== EXERCISE AIM ==
Everything in the listing except the pictures should be written out exactly.

== RECORD EXCERPTS ==
[BEGIN]

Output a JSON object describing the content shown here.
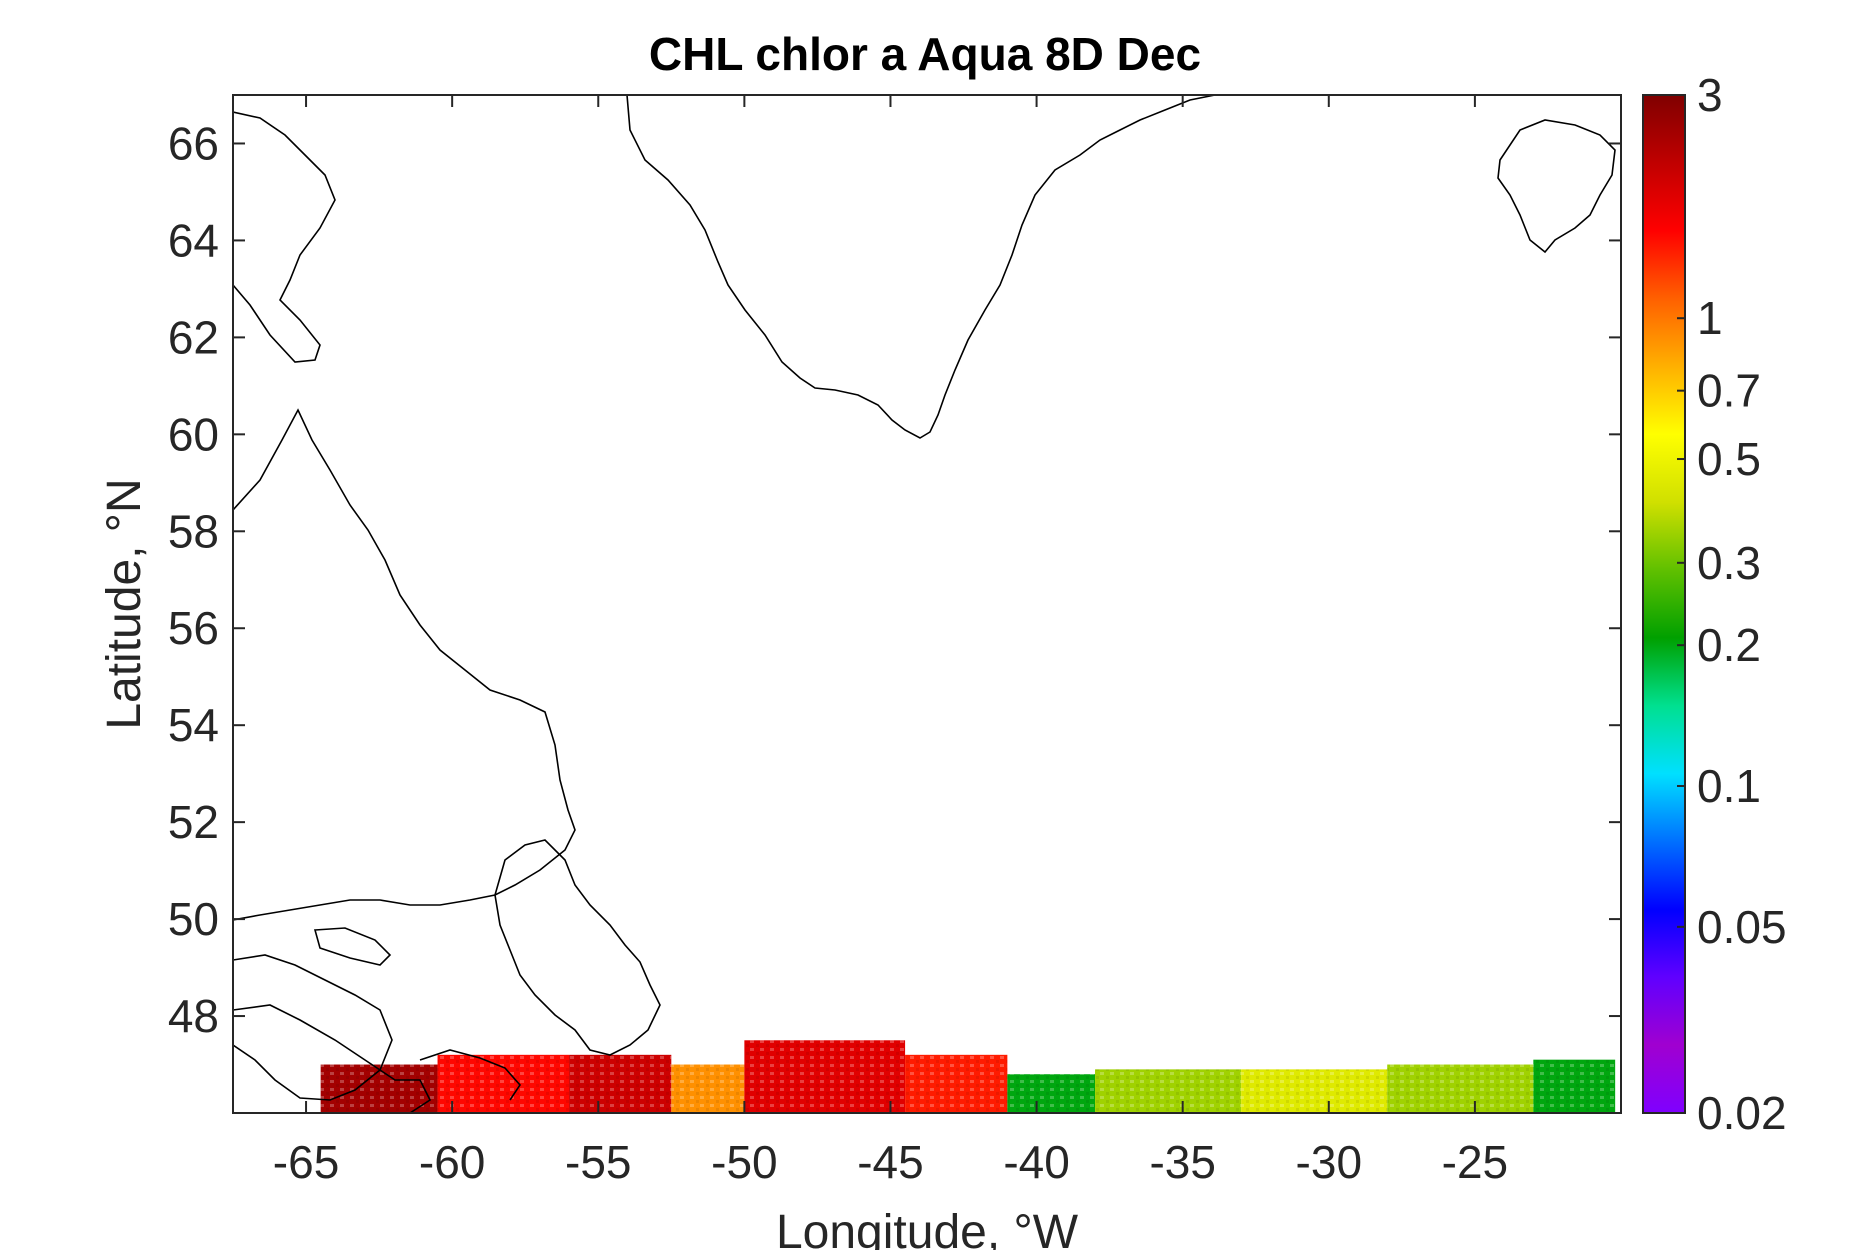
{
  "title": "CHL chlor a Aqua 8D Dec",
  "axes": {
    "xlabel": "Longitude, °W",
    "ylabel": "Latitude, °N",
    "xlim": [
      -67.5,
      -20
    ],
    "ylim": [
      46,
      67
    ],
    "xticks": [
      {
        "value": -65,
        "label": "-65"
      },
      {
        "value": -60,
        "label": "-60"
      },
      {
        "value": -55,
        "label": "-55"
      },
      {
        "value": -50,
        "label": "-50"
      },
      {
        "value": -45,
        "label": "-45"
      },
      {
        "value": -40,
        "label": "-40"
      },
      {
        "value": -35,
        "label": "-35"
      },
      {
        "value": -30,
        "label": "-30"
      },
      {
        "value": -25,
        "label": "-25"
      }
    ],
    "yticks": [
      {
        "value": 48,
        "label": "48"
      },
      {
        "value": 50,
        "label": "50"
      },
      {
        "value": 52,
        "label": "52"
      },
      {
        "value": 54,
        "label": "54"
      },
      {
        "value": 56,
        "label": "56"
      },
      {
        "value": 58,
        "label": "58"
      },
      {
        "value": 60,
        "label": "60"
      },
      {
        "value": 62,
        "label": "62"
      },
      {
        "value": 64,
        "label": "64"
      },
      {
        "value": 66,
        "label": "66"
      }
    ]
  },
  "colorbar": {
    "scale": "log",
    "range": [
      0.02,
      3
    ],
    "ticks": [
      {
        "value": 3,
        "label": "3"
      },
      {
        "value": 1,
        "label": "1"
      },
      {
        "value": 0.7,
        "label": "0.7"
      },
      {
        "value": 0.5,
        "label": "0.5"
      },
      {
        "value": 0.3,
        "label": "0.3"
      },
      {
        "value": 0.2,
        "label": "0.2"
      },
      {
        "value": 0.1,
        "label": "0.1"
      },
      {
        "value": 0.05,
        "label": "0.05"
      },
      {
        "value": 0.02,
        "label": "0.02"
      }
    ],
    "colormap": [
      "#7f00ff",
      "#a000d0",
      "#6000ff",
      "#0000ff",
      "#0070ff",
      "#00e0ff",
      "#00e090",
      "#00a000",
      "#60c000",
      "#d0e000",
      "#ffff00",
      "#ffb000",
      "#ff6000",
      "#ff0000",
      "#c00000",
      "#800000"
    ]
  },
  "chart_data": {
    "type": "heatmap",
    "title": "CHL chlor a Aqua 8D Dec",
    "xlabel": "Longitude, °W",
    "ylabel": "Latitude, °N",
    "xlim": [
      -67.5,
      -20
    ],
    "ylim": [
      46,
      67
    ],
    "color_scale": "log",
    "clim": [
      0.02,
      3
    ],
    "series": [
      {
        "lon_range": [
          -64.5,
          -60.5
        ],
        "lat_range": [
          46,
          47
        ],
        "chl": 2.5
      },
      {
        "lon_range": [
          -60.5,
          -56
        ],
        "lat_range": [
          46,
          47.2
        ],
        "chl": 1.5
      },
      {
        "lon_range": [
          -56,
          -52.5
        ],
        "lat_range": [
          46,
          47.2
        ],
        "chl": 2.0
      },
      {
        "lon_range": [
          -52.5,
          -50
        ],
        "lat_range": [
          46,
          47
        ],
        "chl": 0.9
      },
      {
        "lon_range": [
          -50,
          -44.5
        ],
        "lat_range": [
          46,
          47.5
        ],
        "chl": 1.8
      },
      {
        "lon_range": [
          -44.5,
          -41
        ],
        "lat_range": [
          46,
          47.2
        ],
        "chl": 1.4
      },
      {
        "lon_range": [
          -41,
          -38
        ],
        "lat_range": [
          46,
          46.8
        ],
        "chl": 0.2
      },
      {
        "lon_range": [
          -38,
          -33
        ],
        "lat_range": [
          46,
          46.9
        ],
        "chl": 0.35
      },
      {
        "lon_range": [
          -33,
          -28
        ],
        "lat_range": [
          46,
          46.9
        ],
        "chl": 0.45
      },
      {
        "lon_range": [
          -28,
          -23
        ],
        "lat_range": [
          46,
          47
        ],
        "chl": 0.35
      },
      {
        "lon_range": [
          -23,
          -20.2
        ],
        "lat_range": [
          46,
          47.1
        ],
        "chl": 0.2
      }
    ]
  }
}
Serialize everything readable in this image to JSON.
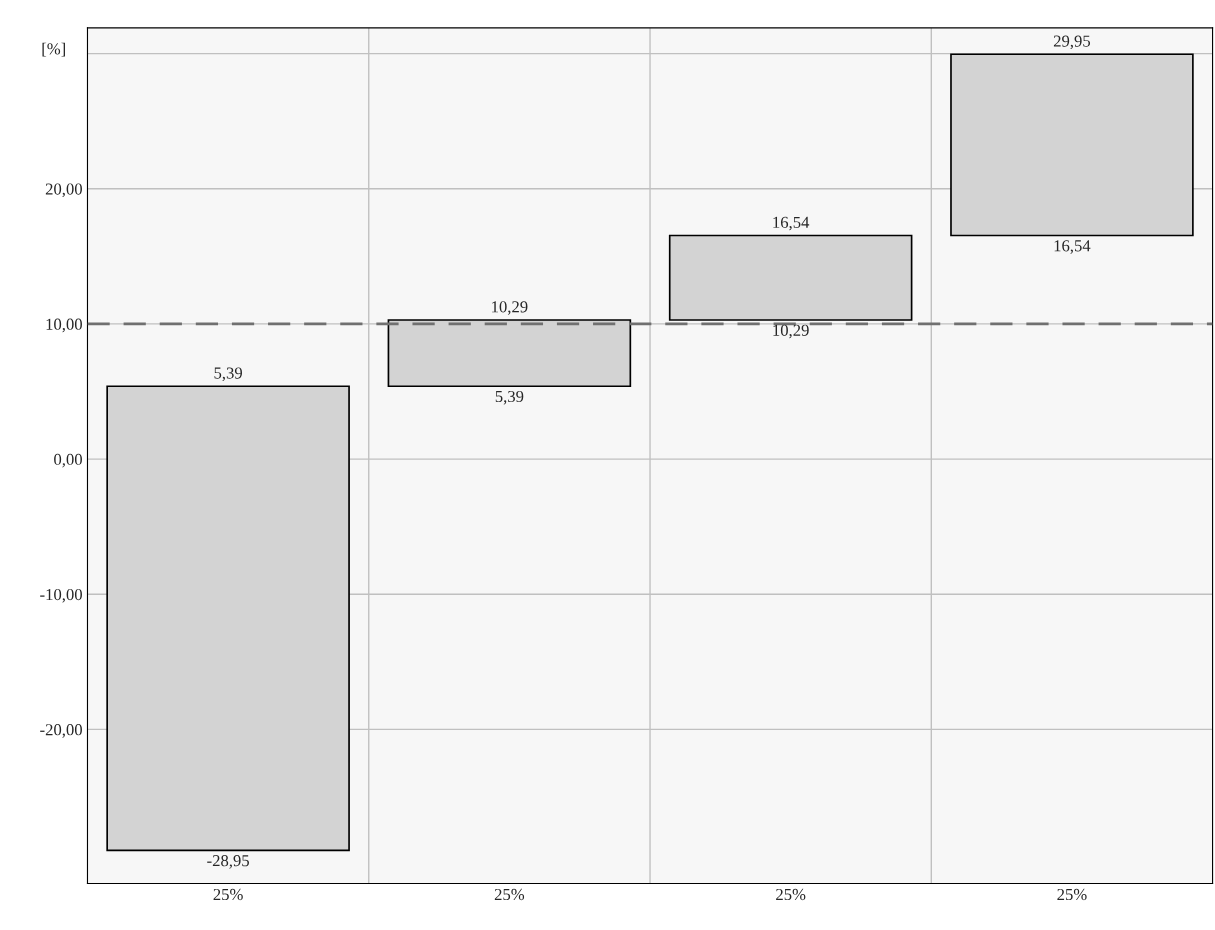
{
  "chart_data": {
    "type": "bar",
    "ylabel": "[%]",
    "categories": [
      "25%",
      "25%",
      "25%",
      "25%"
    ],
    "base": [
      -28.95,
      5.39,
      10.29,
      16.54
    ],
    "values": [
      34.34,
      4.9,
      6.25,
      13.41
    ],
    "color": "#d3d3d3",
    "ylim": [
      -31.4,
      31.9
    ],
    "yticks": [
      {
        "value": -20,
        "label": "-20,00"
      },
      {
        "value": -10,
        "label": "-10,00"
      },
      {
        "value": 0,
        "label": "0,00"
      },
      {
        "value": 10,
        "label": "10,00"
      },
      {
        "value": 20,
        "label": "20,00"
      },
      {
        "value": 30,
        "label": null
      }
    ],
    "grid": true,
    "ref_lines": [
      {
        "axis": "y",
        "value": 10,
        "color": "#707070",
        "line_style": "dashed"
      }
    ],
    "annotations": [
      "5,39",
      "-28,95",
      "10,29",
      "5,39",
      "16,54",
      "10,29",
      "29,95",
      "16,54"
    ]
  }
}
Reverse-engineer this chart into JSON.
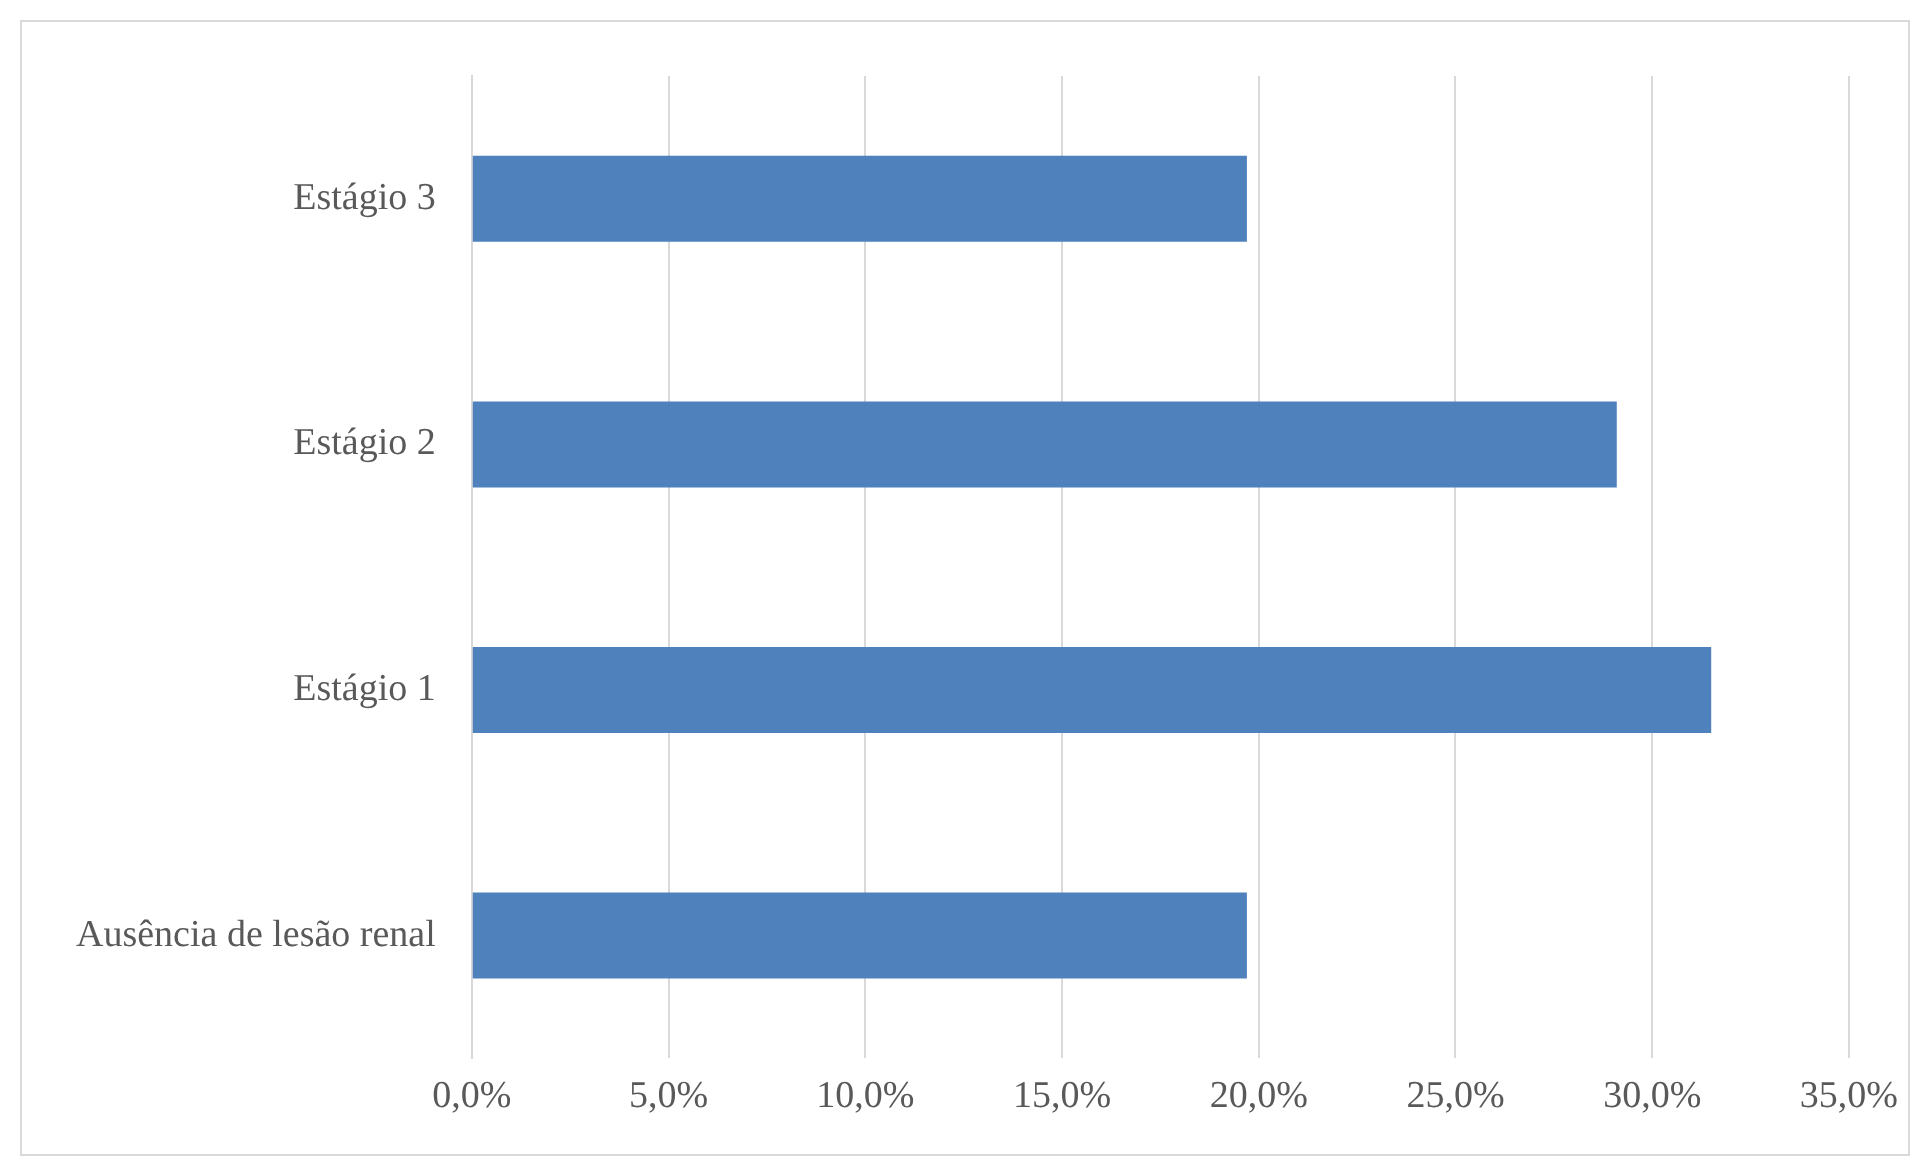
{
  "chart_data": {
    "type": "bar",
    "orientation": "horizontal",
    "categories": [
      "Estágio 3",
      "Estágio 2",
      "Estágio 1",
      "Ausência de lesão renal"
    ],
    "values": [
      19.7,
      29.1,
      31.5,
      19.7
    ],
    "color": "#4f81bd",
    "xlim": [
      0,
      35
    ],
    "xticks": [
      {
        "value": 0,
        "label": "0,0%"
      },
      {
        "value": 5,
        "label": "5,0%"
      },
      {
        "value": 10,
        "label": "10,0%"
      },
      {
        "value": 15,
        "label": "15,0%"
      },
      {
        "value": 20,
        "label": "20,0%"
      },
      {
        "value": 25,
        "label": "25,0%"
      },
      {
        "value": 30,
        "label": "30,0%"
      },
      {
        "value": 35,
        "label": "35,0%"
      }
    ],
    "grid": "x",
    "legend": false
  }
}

[END]

== ANSWER TO THE EXERCISE ==
Output a JSON object describing the content shown here.
{
  "title": "CHL chlor a Aqua 8D Dec",
  "axes": {
    "xlabel": "Longitude, °W",
    "ylabel": "Latitude, °N",
    "xlim": [
      -67.5,
      -20
    ],
    "ylim": [
      46,
      67
    ],
    "xticks": [
      {
        "value": -65,
        "label": "-65"
      },
      {
        "value": -60,
        "label": "-60"
      },
      {
        "value": -55,
        "label": "-55"
      },
      {
        "value": -50,
        "label": "-50"
      },
      {
        "value": -45,
        "label": "-45"
      },
      {
        "value": -40,
        "label": "-40"
      },
      {
        "value": -35,
        "label": "-35"
      },
      {
        "value": -30,
        "label": "-30"
      },
      {
        "value": -25,
        "label": "-25"
      }
    ],
    "yticks": [
      {
        "value": 48,
        "label": "48"
      },
      {
        "value": 50,
        "label": "50"
      },
      {
        "value": 52,
        "label": "52"
      },
      {
        "value": 54,
        "label": "54"
      },
      {
        "value": 56,
        "label": "56"
      },
      {
        "value": 58,
        "label": "58"
      },
      {
        "value": 60,
        "label": "60"
      },
      {
        "value": 62,
        "label": "62"
      },
      {
        "value": 64,
        "label": "64"
      },
      {
        "value": 66,
        "label": "66"
      }
    ]
  },
  "colorbar": {
    "scale": "log",
    "range": [
      0.02,
      3
    ],
    "ticks": [
      {
        "value": 3,
        "label": "3"
      },
      {
        "value": 1,
        "label": "1"
      },
      {
        "value": 0.7,
        "label": "0.7"
      },
      {
        "value": 0.5,
        "label": "0.5"
      },
      {
        "value": 0.3,
        "label": "0.3"
      },
      {
        "value": 0.2,
        "label": "0.2"
      },
      {
        "value": 0.1,
        "label": "0.1"
      },
      {
        "value": 0.05,
        "label": "0.05"
      },
      {
        "value": 0.02,
        "label": "0.02"
      }
    ],
    "colormap": [
      "#7f00ff",
      "#a000d0",
      "#6000ff",
      "#0000ff",
      "#0070ff",
      "#00e0ff",
      "#00e090",
      "#00a000",
      "#60c000",
      "#d0e000",
      "#ffff00",
      "#ffb000",
      "#ff6000",
      "#ff0000",
      "#c00000",
      "#800000"
    ]
  },
  "chart_data": {
    "type": "heatmap",
    "title": "CHL chlor a Aqua 8D Dec",
    "xlabel": "Longitude, °W",
    "ylabel": "Latitude, °N",
    "xlim": [
      -67.5,
      -20
    ],
    "ylim": [
      46,
      67
    ],
    "color_scale": "log",
    "clim": [
      0.02,
      3
    ],
    "series": [
      {
        "lon_range": [
          -64.5,
          -60.5
        ],
        "lat_range": [
          46,
          47
        ],
        "chl": 2.5
      },
      {
        "lon_range": [
          -60.5,
          -56
        ],
        "lat_range": [
          46,
          47.2
        ],
        "chl": 1.5
      },
      {
        "lon_range": [
          -56,
          -52.5
        ],
        "lat_range": [
          46,
          47.2
        ],
        "chl": 2.0
      },
      {
        "lon_range": [
          -52.5,
          -50
        ],
        "lat_range": [
          46,
          47
        ],
        "chl": 0.9
      },
      {
        "lon_range": [
          -50,
          -44.5
        ],
        "lat_range": [
          46,
          47.5
        ],
        "chl": 1.8
      },
      {
        "lon_range": [
          -44.5,
          -41
        ],
        "lat_range": [
          46,
          47.2
        ],
        "chl": 1.4
      },
      {
        "lon_range": [
          -41,
          -38
        ],
        "lat_range": [
          46,
          46.8
        ],
        "chl": 0.2
      },
      {
        "lon_range": [
          -38,
          -33
        ],
        "lat_range": [
          46,
          46.9
        ],
        "chl": 0.35
      },
      {
        "lon_range": [
          -33,
          -28
        ],
        "lat_range": [
          46,
          46.9
        ],
        "chl": 0.45
      },
      {
        "lon_range": [
          -28,
          -23
        ],
        "lat_range": [
          46,
          47
        ],
        "chl": 0.35
      },
      {
        "lon_range": [
          -23,
          -20.2
        ],
        "lat_range": [
          46,
          47.1
        ],
        "chl": 0.2
      }
    ]
  }
}
Serialize everything readable in this image to JSON.
{
  "chart_data": {
    "type": "bar",
    "ylabel": "[%]",
    "categories": [
      "25%",
      "25%",
      "25%",
      "25%"
    ],
    "base": [
      -28.95,
      5.39,
      10.29,
      16.54
    ],
    "values": [
      34.34,
      4.9,
      6.25,
      13.41
    ],
    "color": "#d3d3d3",
    "ylim": [
      -31.4,
      31.9
    ],
    "yticks": [
      {
        "value": -20,
        "label": "-20,00"
      },
      {
        "value": -10,
        "label": "-10,00"
      },
      {
        "value": 0,
        "label": "0,00"
      },
      {
        "value": 10,
        "label": "10,00"
      },
      {
        "value": 20,
        "label": "20,00"
      },
      {
        "value": 30,
        "label": null
      }
    ],
    "grid": true,
    "ref_lines": [
      {
        "axis": "y",
        "value": 10,
        "color": "#707070",
        "line_style": "dashed"
      }
    ],
    "annotations": [
      "5,39",
      "-28,95",
      "10,29",
      "5,39",
      "16,54",
      "10,29",
      "29,95",
      "16,54"
    ]
  }
}
Reverse-engineer this chart into JSON.
{
  "chart_data": {
    "type": "bar",
    "orientation": "horizontal",
    "categories": [
      "Estágio 3",
      "Estágio 2",
      "Estágio 1",
      "Ausência de lesão renal"
    ],
    "values": [
      19.7,
      29.1,
      31.5,
      19.7
    ],
    "color": "#4f81bd",
    "xlim": [
      0,
      35
    ],
    "xticks": [
      {
        "value": 0,
        "label": "0,0%"
      },
      {
        "value": 5,
        "label": "5,0%"
      },
      {
        "value": 10,
        "label": "10,0%"
      },
      {
        "value": 15,
        "label": "15,0%"
      },
      {
        "value": 20,
        "label": "20,0%"
      },
      {
        "value": 25,
        "label": "25,0%"
      },
      {
        "value": 30,
        "label": "30,0%"
      },
      {
        "value": 35,
        "label": "35,0%"
      }
    ],
    "grid": "x",
    "legend": false
  }
}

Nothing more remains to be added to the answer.